Element box annotations:
⁂
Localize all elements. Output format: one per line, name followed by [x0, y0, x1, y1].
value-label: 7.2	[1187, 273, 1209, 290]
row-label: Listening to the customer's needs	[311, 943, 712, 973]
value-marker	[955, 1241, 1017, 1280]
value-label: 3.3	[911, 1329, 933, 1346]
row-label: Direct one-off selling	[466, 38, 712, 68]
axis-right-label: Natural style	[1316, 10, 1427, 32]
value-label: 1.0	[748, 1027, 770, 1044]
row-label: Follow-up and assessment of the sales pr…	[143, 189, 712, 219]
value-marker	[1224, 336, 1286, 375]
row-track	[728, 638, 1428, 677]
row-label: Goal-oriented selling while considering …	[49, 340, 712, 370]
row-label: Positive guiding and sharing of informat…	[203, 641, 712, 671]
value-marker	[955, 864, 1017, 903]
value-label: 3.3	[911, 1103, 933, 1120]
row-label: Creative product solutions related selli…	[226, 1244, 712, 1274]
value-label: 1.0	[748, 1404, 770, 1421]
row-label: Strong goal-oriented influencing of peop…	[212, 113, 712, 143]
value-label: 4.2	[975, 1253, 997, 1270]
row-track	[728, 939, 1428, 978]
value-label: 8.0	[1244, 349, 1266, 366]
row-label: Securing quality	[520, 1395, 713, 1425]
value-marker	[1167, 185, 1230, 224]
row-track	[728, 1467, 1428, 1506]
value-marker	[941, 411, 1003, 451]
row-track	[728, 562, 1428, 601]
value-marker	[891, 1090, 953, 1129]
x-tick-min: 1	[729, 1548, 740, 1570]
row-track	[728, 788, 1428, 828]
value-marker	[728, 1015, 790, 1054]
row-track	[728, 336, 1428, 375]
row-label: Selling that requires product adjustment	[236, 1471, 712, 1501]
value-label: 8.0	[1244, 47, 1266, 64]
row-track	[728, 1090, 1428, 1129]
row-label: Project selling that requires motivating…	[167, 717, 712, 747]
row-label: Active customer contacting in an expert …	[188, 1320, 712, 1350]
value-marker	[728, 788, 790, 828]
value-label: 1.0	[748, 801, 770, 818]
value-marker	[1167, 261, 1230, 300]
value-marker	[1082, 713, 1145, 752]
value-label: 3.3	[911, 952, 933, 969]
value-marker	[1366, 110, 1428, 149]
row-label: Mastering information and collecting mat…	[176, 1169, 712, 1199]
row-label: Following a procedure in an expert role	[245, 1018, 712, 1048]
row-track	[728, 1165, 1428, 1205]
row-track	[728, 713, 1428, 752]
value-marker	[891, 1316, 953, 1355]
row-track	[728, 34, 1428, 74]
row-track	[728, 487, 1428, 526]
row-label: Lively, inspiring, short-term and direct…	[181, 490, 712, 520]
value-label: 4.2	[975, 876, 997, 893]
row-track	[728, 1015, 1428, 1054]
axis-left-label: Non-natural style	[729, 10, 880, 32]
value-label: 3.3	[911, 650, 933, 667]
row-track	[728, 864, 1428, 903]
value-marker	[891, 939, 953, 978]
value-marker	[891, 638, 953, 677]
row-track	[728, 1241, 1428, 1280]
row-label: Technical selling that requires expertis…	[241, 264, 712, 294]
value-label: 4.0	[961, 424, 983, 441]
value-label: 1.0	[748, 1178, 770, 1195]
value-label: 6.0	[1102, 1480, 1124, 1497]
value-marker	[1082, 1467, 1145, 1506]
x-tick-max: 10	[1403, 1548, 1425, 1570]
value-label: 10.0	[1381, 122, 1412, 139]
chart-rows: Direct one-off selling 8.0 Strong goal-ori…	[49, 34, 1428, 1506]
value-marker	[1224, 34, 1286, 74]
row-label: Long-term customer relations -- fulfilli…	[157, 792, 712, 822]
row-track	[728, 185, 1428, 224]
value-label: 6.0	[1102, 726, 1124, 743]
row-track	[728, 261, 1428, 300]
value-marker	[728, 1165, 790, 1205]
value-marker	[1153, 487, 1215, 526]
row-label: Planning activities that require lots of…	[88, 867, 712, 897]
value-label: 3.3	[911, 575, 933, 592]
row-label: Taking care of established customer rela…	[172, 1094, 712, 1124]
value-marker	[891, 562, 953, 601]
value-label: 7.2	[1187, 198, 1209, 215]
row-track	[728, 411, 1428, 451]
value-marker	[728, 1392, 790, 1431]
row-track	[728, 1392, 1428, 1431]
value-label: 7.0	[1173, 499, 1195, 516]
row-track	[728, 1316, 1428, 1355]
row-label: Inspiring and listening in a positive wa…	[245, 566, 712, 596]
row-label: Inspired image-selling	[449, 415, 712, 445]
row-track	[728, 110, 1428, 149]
⁂
Please change every "row-track" in the data above to "row-bar" and leave everything else as it is.

▸ Response below:
Localize all elements. Output format: one per line, name followed by [x0, y0, x1, y1].
value-label: 7.2	[1187, 273, 1209, 290]
row-label: Listening to the customer's needs	[311, 943, 712, 973]
value-marker	[955, 1241, 1017, 1280]
value-label: 3.3	[911, 1329, 933, 1346]
row-label: Direct one-off selling	[466, 38, 712, 68]
axis-right-label: Natural style	[1316, 10, 1427, 32]
value-label: 1.0	[748, 1027, 770, 1044]
row-label: Follow-up and assessment of the sales pr…	[143, 189, 712, 219]
value-marker	[1224, 336, 1286, 375]
row-bar	[728, 638, 1428, 677]
row-label: Goal-oriented selling while considering …	[49, 340, 712, 370]
row-label: Positive guiding and sharing of informat…	[203, 641, 712, 671]
value-marker	[955, 864, 1017, 903]
value-label: 3.3	[911, 1103, 933, 1120]
row-label: Creative product solutions related selli…	[226, 1244, 712, 1274]
value-label: 1.0	[748, 1404, 770, 1421]
row-label: Strong goal-oriented influencing of peop…	[212, 113, 712, 143]
value-label: 4.2	[975, 1253, 997, 1270]
row-bar	[728, 939, 1428, 978]
value-label: 8.0	[1244, 349, 1266, 366]
row-label: Securing quality	[520, 1395, 713, 1425]
value-marker	[1167, 185, 1230, 224]
row-bar	[728, 1467, 1428, 1506]
value-marker	[941, 411, 1003, 451]
row-bar	[728, 562, 1428, 601]
value-marker	[891, 1090, 953, 1129]
x-tick-min: 1	[729, 1548, 740, 1570]
row-bar	[728, 788, 1428, 828]
value-marker	[728, 1015, 790, 1054]
row-bar	[728, 336, 1428, 375]
row-label: Selling that requires product adjustment	[236, 1471, 712, 1501]
value-label: 8.0	[1244, 47, 1266, 64]
row-bar	[728, 1090, 1428, 1129]
row-label: Project selling that requires motivating…	[167, 717, 712, 747]
row-label: Active customer contacting in an expert …	[188, 1320, 712, 1350]
value-marker	[728, 788, 790, 828]
value-label: 1.0	[748, 801, 770, 818]
value-marker	[1167, 261, 1230, 300]
value-marker	[1082, 713, 1145, 752]
value-label: 3.3	[911, 952, 933, 969]
value-marker	[1366, 110, 1428, 149]
row-label: Mastering information and collecting mat…	[176, 1169, 712, 1199]
row-label: Following a procedure in an expert role	[245, 1018, 712, 1048]
row-bar	[728, 1165, 1428, 1205]
row-bar	[728, 713, 1428, 752]
value-marker	[891, 1316, 953, 1355]
row-bar	[728, 34, 1428, 74]
row-bar	[728, 487, 1428, 526]
row-label: Lively, inspiring, short-term and direct…	[181, 490, 712, 520]
value-label: 4.2	[975, 876, 997, 893]
row-bar	[728, 1015, 1428, 1054]
axis-left-label: Non-natural style	[729, 10, 880, 32]
value-label: 3.3	[911, 650, 933, 667]
row-bar	[728, 864, 1428, 903]
value-marker	[891, 939, 953, 978]
value-marker	[891, 638, 953, 677]
row-bar	[728, 1241, 1428, 1280]
row-label: Technical selling that requires expertis…	[241, 264, 712, 294]
value-label: 4.0	[961, 424, 983, 441]
value-label: 1.0	[748, 1178, 770, 1195]
value-label: 6.0	[1102, 1480, 1124, 1497]
value-marker	[1082, 1467, 1145, 1506]
x-tick-max: 10	[1403, 1548, 1425, 1570]
value-label: 10.0	[1381, 122, 1412, 139]
chart-rows: Direct one-off selling 8.0 Strong goal-ori…	[49, 34, 1428, 1506]
value-marker	[1224, 34, 1286, 74]
row-label: Long-term customer relations -- fulfilli…	[157, 792, 712, 822]
row-bar	[728, 185, 1428, 224]
value-label: 6.0	[1102, 726, 1124, 743]
row-bar	[728, 261, 1428, 300]
value-marker	[728, 1165, 790, 1205]
value-marker	[1153, 487, 1215, 526]
row-label: Planning activities that require lots of…	[88, 867, 712, 897]
value-label: 3.3	[911, 575, 933, 592]
row-label: Taking care of established customer rela…	[172, 1094, 712, 1124]
value-marker	[891, 562, 953, 601]
value-label: 7.2	[1187, 198, 1209, 215]
row-bar	[728, 411, 1428, 451]
value-marker	[728, 1392, 790, 1431]
row-bar	[728, 1392, 1428, 1431]
value-label: 7.0	[1173, 499, 1195, 516]
row-bar	[728, 1316, 1428, 1355]
row-label: Inspiring and listening in a positive wa…	[245, 566, 712, 596]
row-label: Inspired image-selling	[449, 415, 712, 445]
row-bar	[728, 110, 1428, 149]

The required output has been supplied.